# START OF EXCERPT TO READ

The spindle chuck is connected to a closed-loop controlled piezo actuator model Thorlabs PAZ015, able to stroke 100 µm in a resolution of 25 nm. Such adoption has two main reasons: (1) achieving precise electrode calibration towards the workpiece and (2) providing rapid move back in case of short circuits.

The selected electrode is a round bar of brass with 7 mm diameter and 30 mm of useful length. The electrode has a central hole of 2 mm in diameter to improve flushing, resulting in a useful machining area of 35.3 mm2 (Fig. 3). The dielectric type is deionised water, while the workpiece is made of tool steel class P20-DIN 1.2738.

Fig. 3
figure 3

Electrode rod with an internal dielectric channel

3.3 Simulating robot vibration in Milling EDM

Since even low forces can induce a harmonic response, the robot and end-effector tool arrangements were investigated using FEM. We focused on vibrations along with the Z-axis, which represents the gap between the electrode and the workpiece and may result in short circuits. The risk of vibration is assessed using ANSYS R19 [36] and the steps of Almeida et al. [37], however adapted to consider a rotating electrode that vibrates due to the eccentric mass of the spindle [38]. Since the vibration force is proportional to the square of the rotation rate, the spindle rotation will be fixed at 1800 RPM. The EDM reaction forces acting on the electrode are caused by bubble formation [39], and the adopted value of 0.11 N is calculated according to Adachi et al. [40]. Finally, Table 1 presents the material properties for each simulated component.

# END OF EXCERPT TO READ
# START OF DATASET SECTION

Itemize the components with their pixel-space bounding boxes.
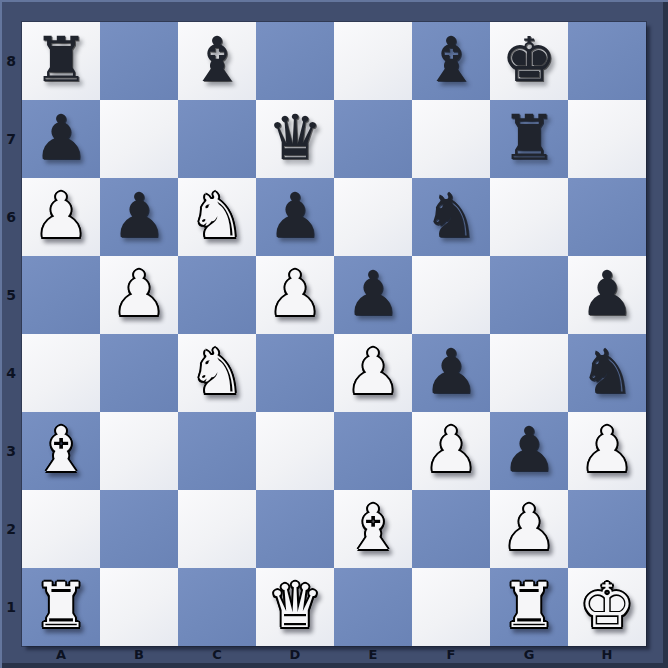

# END OF DATASET SECTION

- _WHAT THE EXERCISE ASKS_
Please copy the milling EDM text word for word, starting at "3.3 Simulating robot" and ending at "each simulated component.".

- _ANSWER TO THIS TASK_
3.3 Simulating robot vibration in Milling EDM

Since even low forces can induce a harmonic response, the robot and end-effector tool arrangements were investigated using FEM. We focused on vibrations along with the Z-axis, which represents the gap between the electrode and the workpiece and may result in short circuits. The risk of vibration is assessed using ANSYS R19 [36] and the steps of Almeida et al. [37], however adapted to consider a rotating electrode that vibrates due to the eccentric mass of the spindle [38]. Since the vibration force is proportional to the square of the rotation rate, the spindle rotation will be fixed at 1800 RPM. The EDM reaction forces acting on the electrode are caused by bubble formation [39], and the adopted value of 0.11 N is calculated according to Adachi et al. [40]. Finally, Table 1 presents the material properties for each simulated component.